* Your goal *
Read through the records below and copy each line that uses the word "حنيفة".

* Provided entries *

** start **

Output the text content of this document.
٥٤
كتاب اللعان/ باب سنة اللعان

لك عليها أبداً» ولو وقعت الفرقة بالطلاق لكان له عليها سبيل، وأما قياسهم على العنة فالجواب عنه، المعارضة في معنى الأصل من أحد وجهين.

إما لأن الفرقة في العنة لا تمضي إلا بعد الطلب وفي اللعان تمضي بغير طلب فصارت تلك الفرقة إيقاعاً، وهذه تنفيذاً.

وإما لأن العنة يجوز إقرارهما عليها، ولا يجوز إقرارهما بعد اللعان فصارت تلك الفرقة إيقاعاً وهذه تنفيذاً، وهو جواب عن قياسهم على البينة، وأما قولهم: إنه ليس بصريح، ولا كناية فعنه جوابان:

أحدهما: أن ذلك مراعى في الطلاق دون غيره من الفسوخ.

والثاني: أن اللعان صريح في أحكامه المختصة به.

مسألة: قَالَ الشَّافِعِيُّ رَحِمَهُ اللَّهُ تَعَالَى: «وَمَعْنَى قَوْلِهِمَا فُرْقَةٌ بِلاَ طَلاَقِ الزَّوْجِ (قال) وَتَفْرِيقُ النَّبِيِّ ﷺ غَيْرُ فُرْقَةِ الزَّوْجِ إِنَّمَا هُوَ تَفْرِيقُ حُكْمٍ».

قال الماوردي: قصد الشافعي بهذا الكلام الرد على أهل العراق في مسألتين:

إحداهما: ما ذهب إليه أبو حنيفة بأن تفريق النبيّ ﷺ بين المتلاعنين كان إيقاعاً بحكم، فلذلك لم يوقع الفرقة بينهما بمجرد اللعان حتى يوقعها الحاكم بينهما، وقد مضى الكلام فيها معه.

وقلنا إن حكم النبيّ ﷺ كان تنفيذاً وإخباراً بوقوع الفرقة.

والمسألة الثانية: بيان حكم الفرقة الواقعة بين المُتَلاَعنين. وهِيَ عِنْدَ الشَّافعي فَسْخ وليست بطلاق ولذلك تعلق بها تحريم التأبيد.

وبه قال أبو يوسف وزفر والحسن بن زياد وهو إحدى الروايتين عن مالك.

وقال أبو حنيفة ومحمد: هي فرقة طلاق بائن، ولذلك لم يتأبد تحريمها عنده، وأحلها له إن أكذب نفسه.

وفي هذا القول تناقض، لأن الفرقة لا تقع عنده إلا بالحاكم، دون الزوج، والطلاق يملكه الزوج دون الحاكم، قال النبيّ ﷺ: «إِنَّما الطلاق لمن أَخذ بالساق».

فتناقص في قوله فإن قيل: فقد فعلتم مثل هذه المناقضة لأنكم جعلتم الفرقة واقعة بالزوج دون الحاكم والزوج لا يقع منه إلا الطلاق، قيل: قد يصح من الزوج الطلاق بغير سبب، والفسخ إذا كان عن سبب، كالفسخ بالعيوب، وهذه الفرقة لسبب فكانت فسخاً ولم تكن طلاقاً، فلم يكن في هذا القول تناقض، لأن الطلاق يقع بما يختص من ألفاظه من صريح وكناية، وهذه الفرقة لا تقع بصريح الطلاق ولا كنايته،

** end **

* Reply to the task *
إحداهما: ما ذهب إليه أبو حنيفة بأن تفريق النبيّ ﷺ بين المتلاعنين كان إيقاعاً بحكم، فلذلك لم يوقع الفرقة بينهما بمجرد اللعان حتى يوقعها الحاكم بينهما، وقد مضى الكلام فيها معه.
وقال أبو حنيفة ومحمد: هي فرقة طلاق بائن، ولذلك لم يتأبد تحريمها عنده، وأحلها له إن أكذب نفسه.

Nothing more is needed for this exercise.